→ EXERCISE
Extract all records. Keep each one exact.

→ DATA ROWS
------------------------------
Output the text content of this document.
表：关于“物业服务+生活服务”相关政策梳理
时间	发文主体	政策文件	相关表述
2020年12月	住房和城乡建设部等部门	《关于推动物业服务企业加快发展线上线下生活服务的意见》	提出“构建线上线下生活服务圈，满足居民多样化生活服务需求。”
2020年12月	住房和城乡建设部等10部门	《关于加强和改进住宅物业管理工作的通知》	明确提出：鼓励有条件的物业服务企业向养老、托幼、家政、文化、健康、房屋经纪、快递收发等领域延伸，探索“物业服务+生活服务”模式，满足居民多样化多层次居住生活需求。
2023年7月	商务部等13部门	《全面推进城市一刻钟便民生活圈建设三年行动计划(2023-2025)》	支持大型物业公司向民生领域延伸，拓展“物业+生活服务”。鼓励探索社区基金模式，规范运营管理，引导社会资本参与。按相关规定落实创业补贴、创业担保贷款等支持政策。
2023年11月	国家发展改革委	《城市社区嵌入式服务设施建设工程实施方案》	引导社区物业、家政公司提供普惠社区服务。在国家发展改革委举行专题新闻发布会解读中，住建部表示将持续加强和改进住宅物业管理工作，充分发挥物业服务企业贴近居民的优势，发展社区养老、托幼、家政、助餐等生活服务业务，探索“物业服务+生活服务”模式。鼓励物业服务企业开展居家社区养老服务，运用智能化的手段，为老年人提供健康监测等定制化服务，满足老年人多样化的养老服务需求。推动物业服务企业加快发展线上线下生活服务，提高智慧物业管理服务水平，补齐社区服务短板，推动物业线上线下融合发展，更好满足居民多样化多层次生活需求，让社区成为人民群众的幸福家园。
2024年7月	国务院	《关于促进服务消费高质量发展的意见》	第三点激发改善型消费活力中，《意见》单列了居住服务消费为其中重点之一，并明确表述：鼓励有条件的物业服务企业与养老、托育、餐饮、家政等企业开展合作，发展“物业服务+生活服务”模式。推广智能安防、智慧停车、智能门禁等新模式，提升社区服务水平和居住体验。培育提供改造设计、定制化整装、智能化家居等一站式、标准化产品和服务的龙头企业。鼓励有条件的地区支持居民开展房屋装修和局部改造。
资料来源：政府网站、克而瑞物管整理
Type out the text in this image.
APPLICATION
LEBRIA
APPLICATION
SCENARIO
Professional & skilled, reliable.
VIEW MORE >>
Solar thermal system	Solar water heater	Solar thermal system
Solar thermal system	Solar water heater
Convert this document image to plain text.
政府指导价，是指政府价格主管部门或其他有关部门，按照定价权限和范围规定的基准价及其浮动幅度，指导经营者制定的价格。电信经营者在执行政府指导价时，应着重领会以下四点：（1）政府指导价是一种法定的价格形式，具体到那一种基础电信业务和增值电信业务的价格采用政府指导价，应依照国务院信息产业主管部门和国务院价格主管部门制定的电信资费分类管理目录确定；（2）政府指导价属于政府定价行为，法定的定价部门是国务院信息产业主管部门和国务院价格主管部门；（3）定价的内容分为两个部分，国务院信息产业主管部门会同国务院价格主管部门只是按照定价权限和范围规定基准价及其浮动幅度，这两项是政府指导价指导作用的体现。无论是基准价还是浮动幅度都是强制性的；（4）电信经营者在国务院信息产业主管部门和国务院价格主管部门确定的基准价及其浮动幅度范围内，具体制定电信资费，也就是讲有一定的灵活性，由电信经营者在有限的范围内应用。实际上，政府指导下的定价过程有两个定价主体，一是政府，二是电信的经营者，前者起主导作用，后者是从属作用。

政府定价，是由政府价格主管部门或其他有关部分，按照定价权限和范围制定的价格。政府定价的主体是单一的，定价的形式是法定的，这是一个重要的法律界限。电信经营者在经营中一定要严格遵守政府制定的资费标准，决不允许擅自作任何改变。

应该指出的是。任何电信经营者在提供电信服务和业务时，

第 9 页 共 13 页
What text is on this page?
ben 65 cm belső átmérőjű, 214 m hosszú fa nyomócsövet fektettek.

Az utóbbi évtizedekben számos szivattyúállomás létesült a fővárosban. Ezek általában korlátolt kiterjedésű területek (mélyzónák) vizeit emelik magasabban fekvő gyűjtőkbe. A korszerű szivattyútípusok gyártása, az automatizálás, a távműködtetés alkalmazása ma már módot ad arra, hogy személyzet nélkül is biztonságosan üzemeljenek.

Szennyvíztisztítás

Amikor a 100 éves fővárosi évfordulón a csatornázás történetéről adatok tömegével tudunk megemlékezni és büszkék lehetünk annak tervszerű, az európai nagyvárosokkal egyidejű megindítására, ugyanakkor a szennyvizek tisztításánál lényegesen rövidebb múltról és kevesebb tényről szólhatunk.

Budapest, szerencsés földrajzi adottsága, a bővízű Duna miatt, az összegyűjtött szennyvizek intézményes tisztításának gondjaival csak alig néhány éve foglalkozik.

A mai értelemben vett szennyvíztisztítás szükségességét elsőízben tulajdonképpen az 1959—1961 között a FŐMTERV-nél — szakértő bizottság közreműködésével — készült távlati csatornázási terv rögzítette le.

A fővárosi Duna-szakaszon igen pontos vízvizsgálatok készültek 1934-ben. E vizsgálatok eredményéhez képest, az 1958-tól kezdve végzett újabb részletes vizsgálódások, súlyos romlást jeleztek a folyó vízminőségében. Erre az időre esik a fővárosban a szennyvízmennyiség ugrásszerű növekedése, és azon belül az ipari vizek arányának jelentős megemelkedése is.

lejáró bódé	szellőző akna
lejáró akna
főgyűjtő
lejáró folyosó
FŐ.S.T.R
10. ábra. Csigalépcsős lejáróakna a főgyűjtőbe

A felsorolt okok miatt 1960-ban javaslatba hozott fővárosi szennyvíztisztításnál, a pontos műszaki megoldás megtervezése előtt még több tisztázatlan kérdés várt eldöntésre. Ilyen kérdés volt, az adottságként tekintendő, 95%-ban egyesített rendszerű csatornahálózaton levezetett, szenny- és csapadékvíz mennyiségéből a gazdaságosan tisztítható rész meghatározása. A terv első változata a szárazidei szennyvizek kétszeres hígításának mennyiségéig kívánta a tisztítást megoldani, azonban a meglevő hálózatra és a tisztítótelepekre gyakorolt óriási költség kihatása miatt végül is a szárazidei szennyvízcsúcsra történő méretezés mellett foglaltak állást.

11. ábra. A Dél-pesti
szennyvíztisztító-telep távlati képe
------------------------------
→ ANSWER IN FULL
Output the text content of this document.
表：关于“物业服务+生活服务”相关政策梳理
时间	发文主体	政策文件	相关表述
2020年12月	住房和城乡建设部等部门	《关于推动物业服务企业加快发展线上线下生活服务的意见》	提出“构建线上线下生活服务圈，满足居民多样化生活服务需求。”
2020年12月	住房和城乡建设部等10部门	《关于加强和改进住宅物业管理工作的通知》	明确提出：鼓励有条件的物业服务企业向养老、托幼、家政、文化、健康、房屋经纪、快递收发等领域延伸，探索“物业服务+生活服务”模式，满足居民多样化多层次居住生活需求。
2023年7月	商务部等13部门	《全面推进城市一刻钟便民生活圈建设三年行动计划(2023-2025)》	支持大型物业公司向民生领域延伸，拓展“物业+生活服务”。鼓励探索社区基金模式，规范运营管理，引导社会资本参与。按相关规定落实创业补贴、创业担保贷款等支持政策。
2023年11月	国家发展改革委	《城市社区嵌入式服务设施建设工程实施方案》	引导社区物业、家政公司提供普惠社区服务。在国家发展改革委举行专题新闻发布会解读中，住建部表示将持续加强和改进住宅物业管理工作，充分发挥物业服务企业贴近居民的优势，发展社区养老、托幼、家政、助餐等生活服务业务，探索“物业服务+生活服务”模式。鼓励物业服务企业开展居家社区养老服务，运用智能化的手段，为老年人提供健康监测等定制化服务，满足老年人多样化的养老服务需求。推动物业服务企业加快发展线上线下生活服务，提高智慧物业管理服务水平，补齐社区服务短板，推动物业线上线下融合发展，更好满足居民多样化多层次生活需求，让社区成为人民群众的幸福家园。
2024年7月	国务院	《关于促进服务消费高质量发展的意见》	第三点激发改善型消费活力中，《意见》单列了居住服务消费为其中重点之一，并明确表述：鼓励有条件的物业服务企业与养老、托育、餐饮、家政等企业开展合作，发展“物业服务+生活服务”模式。推广智能安防、智慧停车、智能门禁等新模式，提升社区服务水平和居住体验。培育提供改造设计、定制化整装、智能化家居等一站式、标准化产品和服务的龙头企业。鼓励有条件的地区支持居民开展房屋装修和局部改造。
资料来源：政府网站、克而瑞物管整理
Type out the text in this image.
APPLICATION
LEBRIA
APPLICATION
SCENARIO
Professional & skilled, reliable.
VIEW MORE >>
Solar thermal system	Solar water heater	Solar thermal system
Solar thermal system	Solar water heater
Convert this document image to plain text.
政府指导价，是指政府价格主管部门或其他有关部门，按照定价权限和范围规定的基准价及其浮动幅度，指导经营者制定的价格。电信经营者在执行政府指导价时，应着重领会以下四点：（1）政府指导价是一种法定的价格形式，具体到那一种基础电信业务和增值电信业务的价格采用政府指导价，应依照国务院信息产业主管部门和国务院价格主管部门制定的电信资费分类管理目录确定；（2）政府指导价属于政府定价行为，法定的定价部门是国务院信息产业主管部门和国务院价格主管部门；（3）定价的内容分为两个部分，国务院信息产业主管部门会同国务院价格主管部门只是按照定价权限和范围规定基准价及其浮动幅度，这两项是政府指导价指导作用的体现。无论是基准价还是浮动幅度都是强制性的；（4）电信经营者在国务院信息产业主管部门和国务院价格主管部门确定的基准价及其浮动幅度范围内，具体制定电信资费，也就是讲有一定的灵活性，由电信经营者在有限的范围内应用。实际上，政府指导下的定价过程有两个定价主体，一是政府，二是电信的经营者，前者起主导作用，后者是从属作用。

政府定价，是由政府价格主管部门或其他有关部分，按照定价权限和范围制定的价格。政府定价的主体是单一的，定价的形式是法定的，这是一个重要的法律界限。电信经营者在经营中一定要严格遵守政府制定的资费标准，决不允许擅自作任何改变。

应该指出的是。任何电信经营者在提供电信服务和业务时，

第 9 页 共 13 页
What text is on this page?
ben 65 cm belső átmérőjű, 214 m hosszú fa nyomócsövet fektettek.

Az utóbbi évtizedekben számos szivattyúállomás létesült a fővárosban. Ezek általában korlátolt kiterjedésű területek (mélyzónák) vizeit emelik magasabban fekvő gyűjtőkbe. A korszerű szivattyútípusok gyártása, az automatizálás, a távműködtetés alkalmazása ma már módot ad arra, hogy személyzet nélkül is biztonságosan üzemeljenek.

Szennyvíztisztítás

Amikor a 100 éves fővárosi évfordulón a csatornázás történetéről adatok tömegével tudunk megemlékezni és büszkék lehetünk annak tervszerű, az európai nagyvárosokkal egyidejű megindítására, ugyanakkor a szennyvizek tisztításánál lényegesen rövidebb múltról és kevesebb tényről szólhatunk.

Budapest, szerencsés földrajzi adottsága, a bővízű Duna miatt, az összegyűjtött szennyvizek intézményes tisztításának gondjaival csak alig néhány éve foglalkozik.

A mai értelemben vett szennyvíztisztítás szükségességét elsőízben tulajdonképpen az 1959—1961 között a FŐMTERV-nél — szakértő bizottság közreműködésével — készült távlati csatornázási terv rögzítette le.

A fővárosi Duna-szakaszon igen pontos vízvizsgálatok készültek 1934-ben. E vizsgálatok eredményéhez képest, az 1958-tól kezdve végzett újabb részletes vizsgálódások, súlyos romlást jeleztek a folyó vízminőségében. Erre az időre esik a fővárosban a szennyvízmennyiség ugrásszerű növekedése, és azon belül az ipari vizek arányának jelentős megemelkedése is.

lejáró bódé	szellőző akna
lejáró akna
főgyűjtő
lejáró folyosó
FŐ.S.T.R
10. ábra. Csigalépcsős lejáróakna a főgyűjtőbe

A felsorolt okok miatt 1960-ban javaslatba hozott fővárosi szennyvíztisztításnál, a pontos műszaki megoldás megtervezése előtt még több tisztázatlan kérdés várt eldöntésre. Ilyen kérdés volt, az adottságként tekintendő, 95%-ban egyesített rendszerű csatornahálózaton levezetett, szenny- és csapadékvíz mennyiségéből a gazdaságosan tisztítható rész meghatározása. A terv első változata a szárazidei szennyvizek kétszeres hígításának mennyiségéig kívánta a tisztítást megoldani, azonban a meglevő hálózatra és a tisztítótelepekre gyakorolt óriási költség kihatása miatt végül is a szárazidei szennyvízcsúcsra történő méretezés mellett foglaltak állást.

11. ábra. A Dél-pesti
szennyvíztisztító-telep távlati képe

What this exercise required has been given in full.